_Your task_
In the material below, find all lines with the string "Ablehnung" and copy them.

_Some records_
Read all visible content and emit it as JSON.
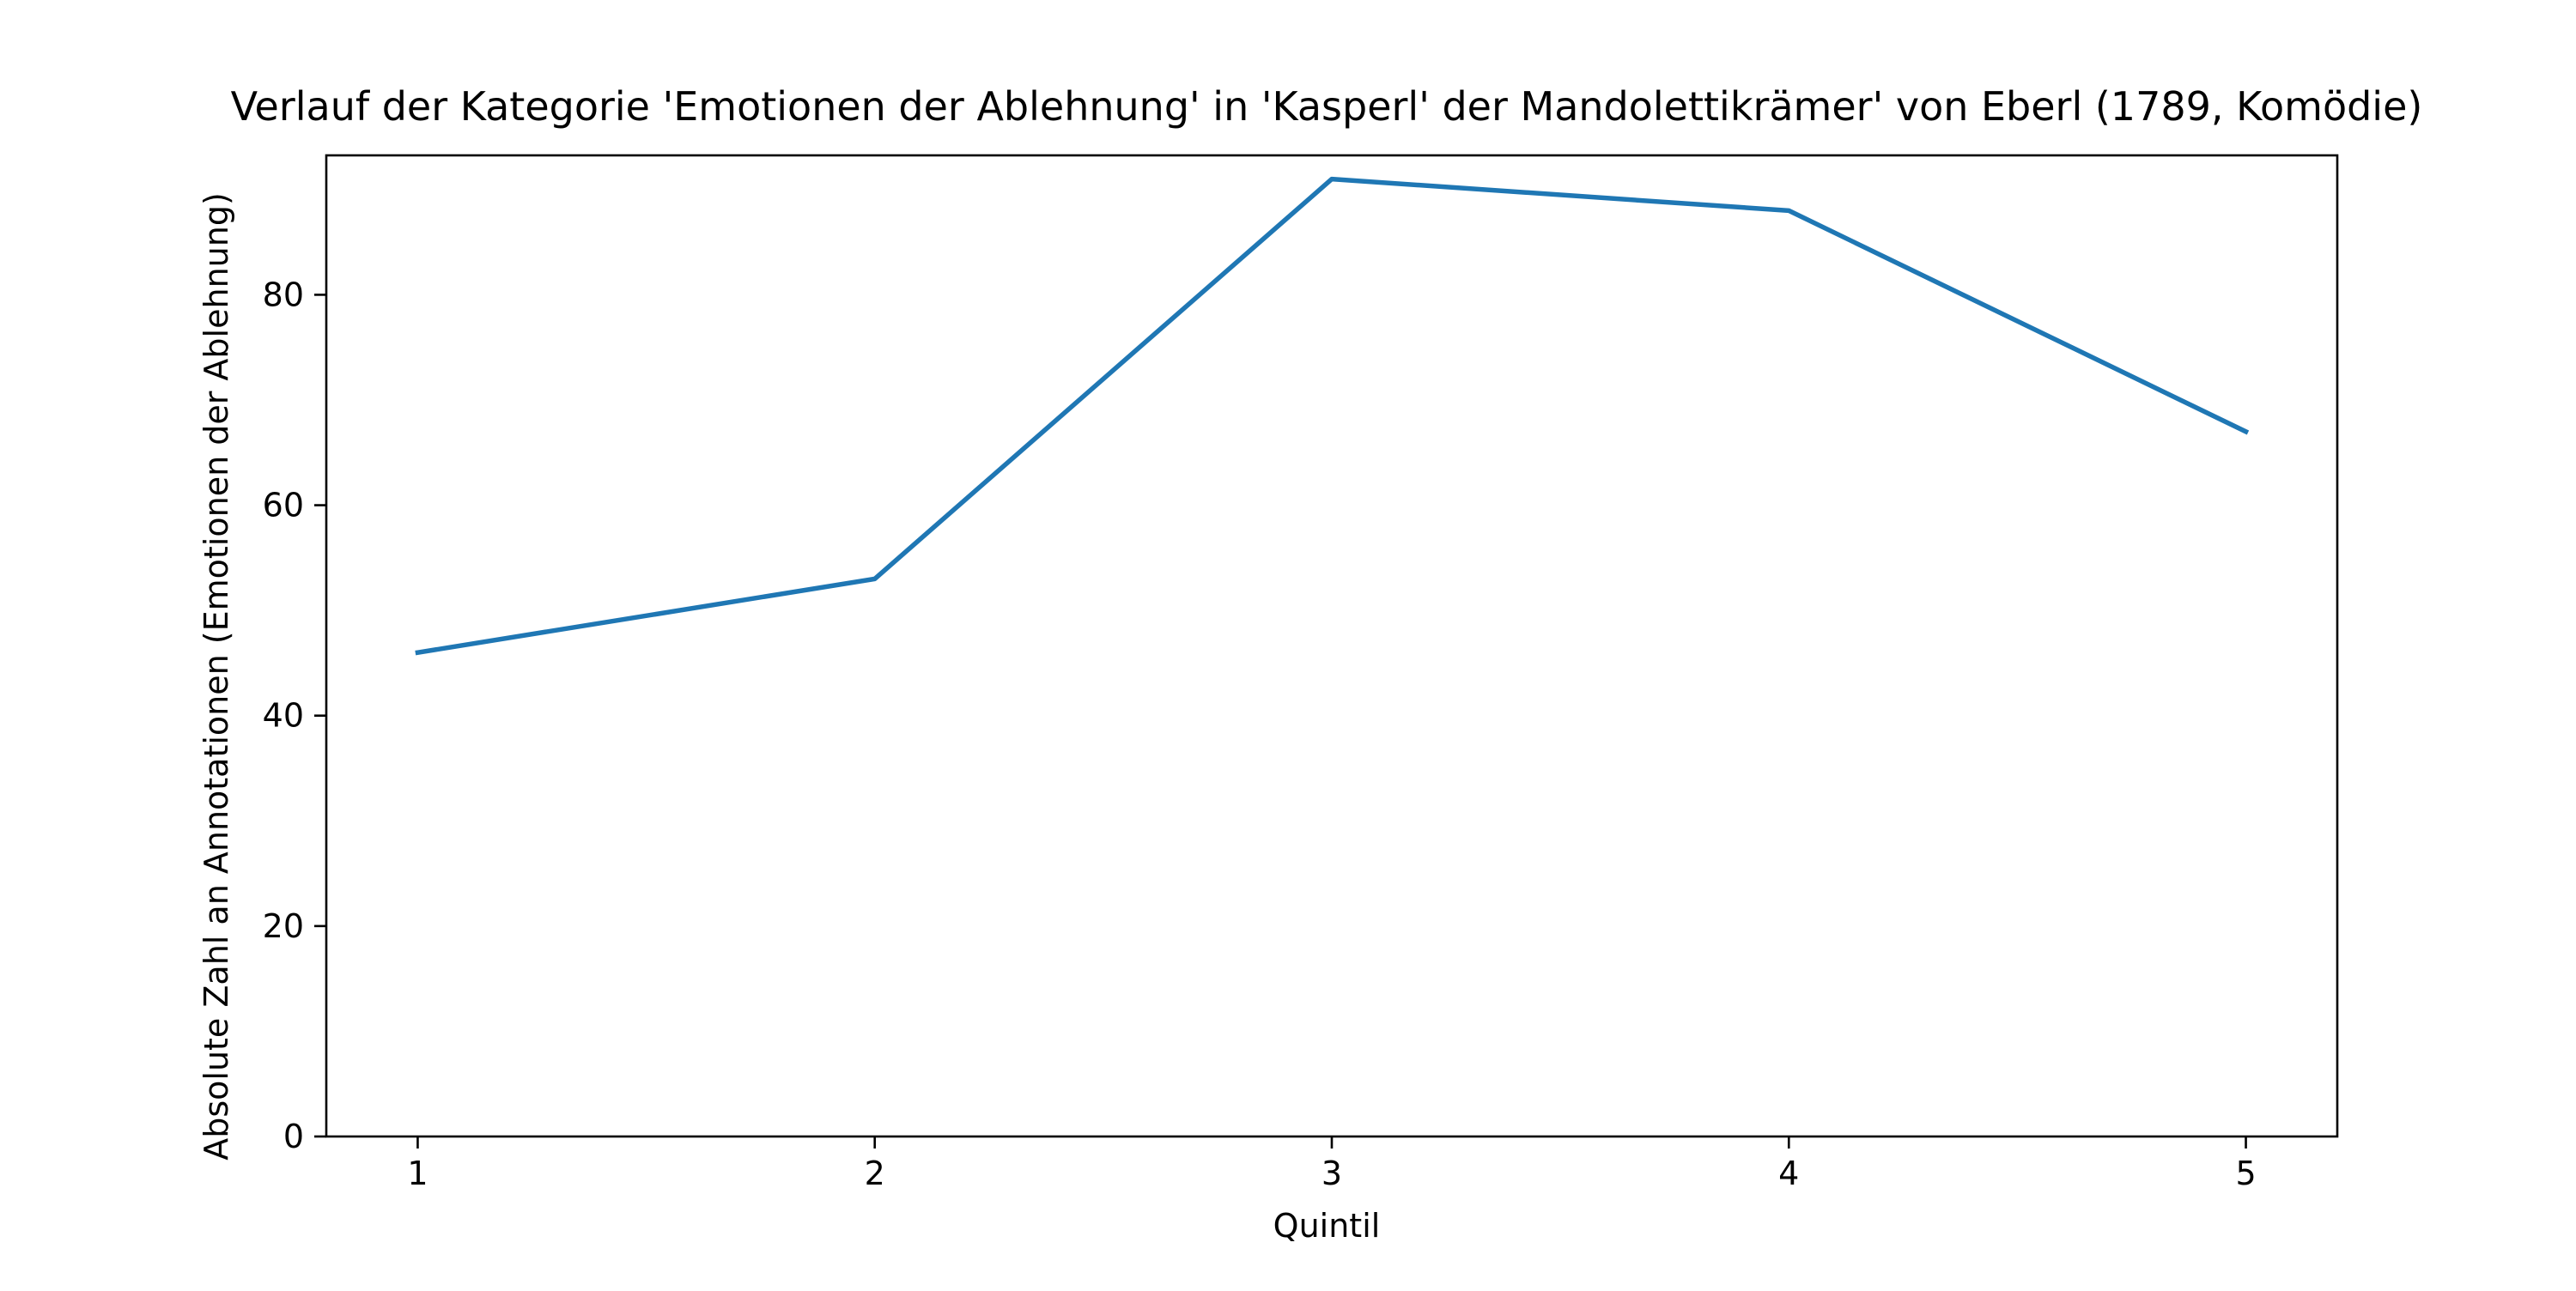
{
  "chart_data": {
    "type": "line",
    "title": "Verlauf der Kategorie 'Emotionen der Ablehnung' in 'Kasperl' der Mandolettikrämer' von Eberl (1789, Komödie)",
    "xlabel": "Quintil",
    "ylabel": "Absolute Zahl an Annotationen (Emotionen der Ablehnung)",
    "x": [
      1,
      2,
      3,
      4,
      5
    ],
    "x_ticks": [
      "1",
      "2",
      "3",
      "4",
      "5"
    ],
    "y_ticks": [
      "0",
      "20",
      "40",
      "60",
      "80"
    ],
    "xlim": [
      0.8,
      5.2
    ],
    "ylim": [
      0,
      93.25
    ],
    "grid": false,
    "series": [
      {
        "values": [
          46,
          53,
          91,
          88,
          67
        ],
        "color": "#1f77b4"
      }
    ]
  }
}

_Result of this task_
    "title": "Verlauf der Kategorie 'Emotionen der Ablehnung' in 'Kasperl' der Mandolettikrämer' von Eberl (1789, Komödie)",
    "ylabel": "Absolute Zahl an Annotationen (Emotionen der Ablehnung)",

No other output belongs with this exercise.